Using the listing below, report all lines holding the word "document".

____ Raw data

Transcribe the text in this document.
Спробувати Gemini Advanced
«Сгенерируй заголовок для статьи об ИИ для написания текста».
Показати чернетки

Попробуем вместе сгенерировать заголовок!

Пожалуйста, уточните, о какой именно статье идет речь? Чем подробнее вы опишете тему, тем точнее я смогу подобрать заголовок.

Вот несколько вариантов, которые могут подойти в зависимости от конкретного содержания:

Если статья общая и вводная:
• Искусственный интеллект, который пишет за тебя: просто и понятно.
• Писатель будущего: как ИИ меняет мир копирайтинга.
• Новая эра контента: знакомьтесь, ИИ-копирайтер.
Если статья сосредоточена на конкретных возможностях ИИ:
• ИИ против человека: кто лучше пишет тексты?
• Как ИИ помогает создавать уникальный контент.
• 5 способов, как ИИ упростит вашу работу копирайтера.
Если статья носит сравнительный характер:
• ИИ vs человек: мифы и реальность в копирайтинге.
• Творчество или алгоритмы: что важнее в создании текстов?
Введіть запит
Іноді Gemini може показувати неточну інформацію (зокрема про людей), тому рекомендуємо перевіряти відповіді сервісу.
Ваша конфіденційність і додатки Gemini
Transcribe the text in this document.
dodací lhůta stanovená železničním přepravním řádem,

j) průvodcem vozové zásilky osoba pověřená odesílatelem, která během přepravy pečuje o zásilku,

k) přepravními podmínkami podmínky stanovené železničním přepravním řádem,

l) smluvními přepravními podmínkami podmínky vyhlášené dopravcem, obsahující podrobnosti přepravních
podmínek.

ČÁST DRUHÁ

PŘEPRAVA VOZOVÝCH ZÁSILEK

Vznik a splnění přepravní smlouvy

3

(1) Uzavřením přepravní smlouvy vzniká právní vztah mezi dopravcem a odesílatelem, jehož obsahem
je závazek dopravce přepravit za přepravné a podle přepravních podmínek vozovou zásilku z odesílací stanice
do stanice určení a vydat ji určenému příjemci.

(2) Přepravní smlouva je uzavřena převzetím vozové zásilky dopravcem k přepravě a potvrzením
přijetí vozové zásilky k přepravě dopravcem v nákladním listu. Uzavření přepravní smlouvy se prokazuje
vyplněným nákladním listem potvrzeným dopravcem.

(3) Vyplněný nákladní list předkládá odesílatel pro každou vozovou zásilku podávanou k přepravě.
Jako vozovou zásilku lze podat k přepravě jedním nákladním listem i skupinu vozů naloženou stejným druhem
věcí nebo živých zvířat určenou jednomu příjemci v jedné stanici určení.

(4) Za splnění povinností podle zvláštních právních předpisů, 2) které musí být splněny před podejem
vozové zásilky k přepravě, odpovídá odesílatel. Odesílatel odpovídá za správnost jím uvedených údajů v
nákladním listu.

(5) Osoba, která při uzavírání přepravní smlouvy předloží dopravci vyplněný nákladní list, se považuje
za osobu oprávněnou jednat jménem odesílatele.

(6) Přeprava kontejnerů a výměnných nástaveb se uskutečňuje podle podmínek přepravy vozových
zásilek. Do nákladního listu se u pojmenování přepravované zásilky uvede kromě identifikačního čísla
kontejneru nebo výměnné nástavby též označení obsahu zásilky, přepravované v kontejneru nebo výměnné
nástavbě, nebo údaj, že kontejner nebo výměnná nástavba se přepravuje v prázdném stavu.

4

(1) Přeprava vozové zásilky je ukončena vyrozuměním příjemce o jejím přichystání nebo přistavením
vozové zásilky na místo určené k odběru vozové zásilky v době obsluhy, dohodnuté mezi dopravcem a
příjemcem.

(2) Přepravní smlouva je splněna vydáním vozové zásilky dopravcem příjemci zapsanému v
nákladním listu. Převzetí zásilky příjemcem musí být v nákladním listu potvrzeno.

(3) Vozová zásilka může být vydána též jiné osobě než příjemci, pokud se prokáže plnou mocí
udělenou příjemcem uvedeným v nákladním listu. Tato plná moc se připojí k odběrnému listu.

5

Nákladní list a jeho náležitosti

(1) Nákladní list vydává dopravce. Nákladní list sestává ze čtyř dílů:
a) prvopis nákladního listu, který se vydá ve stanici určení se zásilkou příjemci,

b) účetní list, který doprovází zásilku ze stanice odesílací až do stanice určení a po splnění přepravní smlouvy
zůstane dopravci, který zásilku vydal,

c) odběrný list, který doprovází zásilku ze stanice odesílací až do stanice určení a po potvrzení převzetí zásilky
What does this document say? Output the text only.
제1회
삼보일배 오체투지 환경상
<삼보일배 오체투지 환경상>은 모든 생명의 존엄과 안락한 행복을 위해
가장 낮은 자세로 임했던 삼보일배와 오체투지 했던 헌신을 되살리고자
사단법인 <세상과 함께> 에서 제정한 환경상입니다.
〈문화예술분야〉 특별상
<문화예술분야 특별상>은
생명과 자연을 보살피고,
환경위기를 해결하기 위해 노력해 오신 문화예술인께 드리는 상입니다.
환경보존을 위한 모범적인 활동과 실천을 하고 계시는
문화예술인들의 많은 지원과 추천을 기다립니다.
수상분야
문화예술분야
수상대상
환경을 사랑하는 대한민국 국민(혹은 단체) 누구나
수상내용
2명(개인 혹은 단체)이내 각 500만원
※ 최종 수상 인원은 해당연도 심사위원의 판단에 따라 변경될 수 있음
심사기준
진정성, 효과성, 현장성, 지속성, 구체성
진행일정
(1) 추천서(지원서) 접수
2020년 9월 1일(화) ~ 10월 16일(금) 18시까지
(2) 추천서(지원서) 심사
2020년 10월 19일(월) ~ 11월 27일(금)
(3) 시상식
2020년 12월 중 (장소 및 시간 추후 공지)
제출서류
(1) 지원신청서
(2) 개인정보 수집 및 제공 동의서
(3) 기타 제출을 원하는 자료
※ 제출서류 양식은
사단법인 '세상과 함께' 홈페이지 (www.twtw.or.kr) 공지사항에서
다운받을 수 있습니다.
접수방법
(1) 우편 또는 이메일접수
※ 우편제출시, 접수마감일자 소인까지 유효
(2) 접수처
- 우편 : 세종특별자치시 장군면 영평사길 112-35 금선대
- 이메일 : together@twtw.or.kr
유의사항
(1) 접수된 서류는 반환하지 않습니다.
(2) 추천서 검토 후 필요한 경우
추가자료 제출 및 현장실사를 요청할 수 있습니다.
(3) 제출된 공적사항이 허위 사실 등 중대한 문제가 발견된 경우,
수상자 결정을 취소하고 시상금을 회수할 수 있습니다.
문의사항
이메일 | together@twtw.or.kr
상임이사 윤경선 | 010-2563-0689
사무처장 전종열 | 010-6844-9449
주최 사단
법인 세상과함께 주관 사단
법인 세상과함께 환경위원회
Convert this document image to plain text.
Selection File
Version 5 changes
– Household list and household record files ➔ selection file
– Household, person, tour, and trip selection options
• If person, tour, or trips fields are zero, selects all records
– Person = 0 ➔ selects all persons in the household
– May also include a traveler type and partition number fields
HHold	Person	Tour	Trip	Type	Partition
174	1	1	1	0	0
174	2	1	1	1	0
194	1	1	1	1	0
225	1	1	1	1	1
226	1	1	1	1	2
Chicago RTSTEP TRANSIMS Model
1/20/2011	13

________

- **Answer in full**:
Transcribe the text in this document.
Transcribe the text in this document.
What does this document say? Output the text only.
Convert this document image to plain text.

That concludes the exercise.